Prompt - Quote the records beneath, complete and exact. Leave out images.

[start Records supplied]

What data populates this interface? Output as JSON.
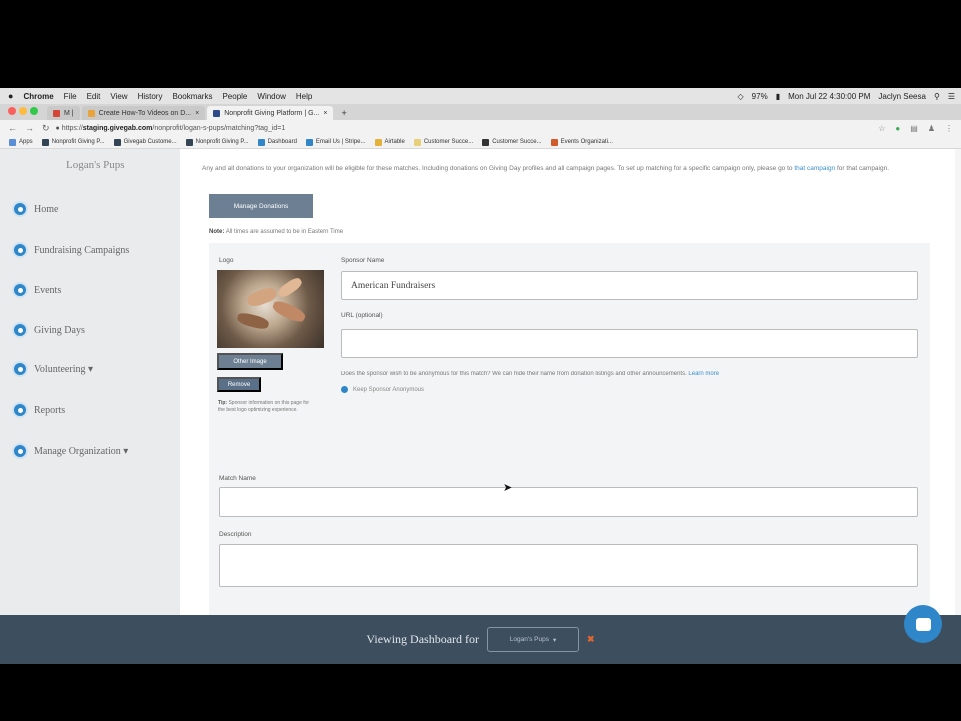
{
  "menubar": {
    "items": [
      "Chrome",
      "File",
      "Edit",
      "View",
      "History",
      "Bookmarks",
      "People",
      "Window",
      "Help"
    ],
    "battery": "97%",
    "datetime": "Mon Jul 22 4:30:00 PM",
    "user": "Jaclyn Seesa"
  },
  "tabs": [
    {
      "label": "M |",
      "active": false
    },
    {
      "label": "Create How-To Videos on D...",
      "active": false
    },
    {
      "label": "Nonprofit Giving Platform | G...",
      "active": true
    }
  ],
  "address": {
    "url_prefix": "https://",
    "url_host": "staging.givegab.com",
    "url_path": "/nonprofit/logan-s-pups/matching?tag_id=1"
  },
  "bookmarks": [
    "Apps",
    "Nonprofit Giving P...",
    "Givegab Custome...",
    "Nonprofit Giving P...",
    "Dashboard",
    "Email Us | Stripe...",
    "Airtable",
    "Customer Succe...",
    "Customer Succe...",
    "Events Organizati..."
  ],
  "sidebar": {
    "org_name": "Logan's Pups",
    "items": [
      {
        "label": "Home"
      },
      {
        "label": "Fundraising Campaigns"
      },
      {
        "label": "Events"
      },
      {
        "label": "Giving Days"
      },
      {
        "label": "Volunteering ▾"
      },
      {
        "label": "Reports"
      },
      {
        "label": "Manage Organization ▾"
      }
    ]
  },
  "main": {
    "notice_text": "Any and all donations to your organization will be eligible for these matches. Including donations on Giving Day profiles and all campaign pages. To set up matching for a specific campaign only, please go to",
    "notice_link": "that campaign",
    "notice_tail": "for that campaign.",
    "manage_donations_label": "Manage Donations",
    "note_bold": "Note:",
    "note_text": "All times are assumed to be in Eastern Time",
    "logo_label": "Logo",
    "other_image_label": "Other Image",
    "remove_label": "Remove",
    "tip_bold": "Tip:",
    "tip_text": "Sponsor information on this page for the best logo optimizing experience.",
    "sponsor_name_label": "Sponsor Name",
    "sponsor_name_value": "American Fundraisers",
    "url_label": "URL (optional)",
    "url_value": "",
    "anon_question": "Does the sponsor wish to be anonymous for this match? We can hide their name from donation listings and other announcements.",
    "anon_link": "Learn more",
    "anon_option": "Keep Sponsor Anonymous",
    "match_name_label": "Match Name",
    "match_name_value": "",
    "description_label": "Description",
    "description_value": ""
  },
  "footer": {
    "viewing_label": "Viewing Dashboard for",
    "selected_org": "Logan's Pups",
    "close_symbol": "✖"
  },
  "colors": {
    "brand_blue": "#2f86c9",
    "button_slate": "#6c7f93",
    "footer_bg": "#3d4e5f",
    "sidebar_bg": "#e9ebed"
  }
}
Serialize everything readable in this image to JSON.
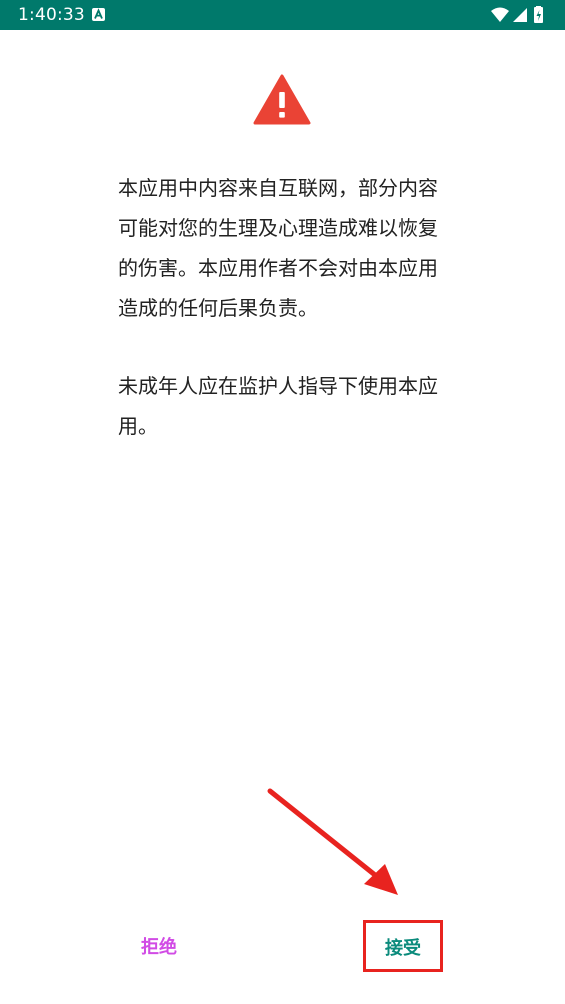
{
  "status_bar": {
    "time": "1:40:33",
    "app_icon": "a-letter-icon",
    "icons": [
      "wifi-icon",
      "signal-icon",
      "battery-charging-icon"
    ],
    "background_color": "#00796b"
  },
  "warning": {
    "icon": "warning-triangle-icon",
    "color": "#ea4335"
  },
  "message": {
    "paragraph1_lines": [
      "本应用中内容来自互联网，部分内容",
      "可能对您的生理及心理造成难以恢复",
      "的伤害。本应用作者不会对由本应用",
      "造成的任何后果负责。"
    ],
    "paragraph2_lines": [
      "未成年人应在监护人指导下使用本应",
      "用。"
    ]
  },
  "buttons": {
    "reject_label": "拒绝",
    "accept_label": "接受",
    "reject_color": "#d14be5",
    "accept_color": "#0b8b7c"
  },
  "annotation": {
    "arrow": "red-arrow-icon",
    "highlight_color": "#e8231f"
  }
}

[end Records supplied]

Solution -
What data populates this interface? Output as JSON.
{
  "menubar": {
    "items": [
      "Chrome",
      "File",
      "Edit",
      "View",
      "History",
      "Bookmarks",
      "People",
      "Window",
      "Help"
    ],
    "battery": "97%",
    "datetime": "Mon Jul 22 4:30:00 PM",
    "user": "Jaclyn Seesa"
  },
  "tabs": [
    {
      "label": "M |",
      "active": false
    },
    {
      "label": "Create How-To Videos on D...",
      "active": false
    },
    {
      "label": "Nonprofit Giving Platform | G...",
      "active": true
    }
  ],
  "address": {
    "url_prefix": "https://",
    "url_host": "staging.givegab.com",
    "url_path": "/nonprofit/logan-s-pups/matching?tag_id=1"
  },
  "bookmarks": [
    "Apps",
    "Nonprofit Giving P...",
    "Givegab Custome...",
    "Nonprofit Giving P...",
    "Dashboard",
    "Email Us | Stripe...",
    "Airtable",
    "Customer Succe...",
    "Customer Succe...",
    "Events Organizati..."
  ],
  "sidebar": {
    "org_name": "Logan's Pups",
    "items": [
      {
        "label": "Home"
      },
      {
        "label": "Fundraising Campaigns"
      },
      {
        "label": "Events"
      },
      {
        "label": "Giving Days"
      },
      {
        "label": "Volunteering ▾"
      },
      {
        "label": "Reports"
      },
      {
        "label": "Manage Organization ▾"
      }
    ]
  },
  "main": {
    "notice_text": "Any and all donations to your organization will be eligible for these matches. Including donations on Giving Day profiles and all campaign pages. To set up matching for a specific campaign only, please go to",
    "notice_link": "that campaign",
    "notice_tail": "for that campaign.",
    "manage_donations_label": "Manage Donations",
    "note_bold": "Note:",
    "note_text": "All times are assumed to be in Eastern Time",
    "logo_label": "Logo",
    "other_image_label": "Other Image",
    "remove_label": "Remove",
    "tip_bold": "Tip:",
    "tip_text": "Sponsor information on this page for the best logo optimizing experience.",
    "sponsor_name_label": "Sponsor Name",
    "sponsor_name_value": "American Fundraisers",
    "url_label": "URL (optional)",
    "url_value": "",
    "anon_question": "Does the sponsor wish to be anonymous for this match? We can hide their name from donation listings and other announcements.",
    "anon_link": "Learn more",
    "anon_option": "Keep Sponsor Anonymous",
    "match_name_label": "Match Name",
    "match_name_value": "",
    "description_label": "Description",
    "description_value": ""
  },
  "footer": {
    "viewing_label": "Viewing Dashboard for",
    "selected_org": "Logan's Pups",
    "close_symbol": "✖"
  },
  "colors": {
    "brand_blue": "#2f86c9",
    "button_slate": "#6c7f93",
    "footer_bg": "#3d4e5f",
    "sidebar_bg": "#e9ebed"
  }
}
Serialize everything readable in this image to JSON.
{
  "status_bar": {
    "time": "1:40:33",
    "app_icon": "a-letter-icon",
    "icons": [
      "wifi-icon",
      "signal-icon",
      "battery-charging-icon"
    ],
    "background_color": "#00796b"
  },
  "warning": {
    "icon": "warning-triangle-icon",
    "color": "#ea4335"
  },
  "message": {
    "paragraph1_lines": [
      "本应用中内容来自互联网，部分内容",
      "可能对您的生理及心理造成难以恢复",
      "的伤害。本应用作者不会对由本应用",
      "造成的任何后果负责。"
    ],
    "paragraph2_lines": [
      "未成年人应在监护人指导下使用本应",
      "用。"
    ]
  },
  "buttons": {
    "reject_label": "拒绝",
    "accept_label": "接受",
    "reject_color": "#d14be5",
    "accept_color": "#0b8b7c"
  },
  "annotation": {
    "arrow": "red-arrow-icon",
    "highlight_color": "#e8231f"
  }
}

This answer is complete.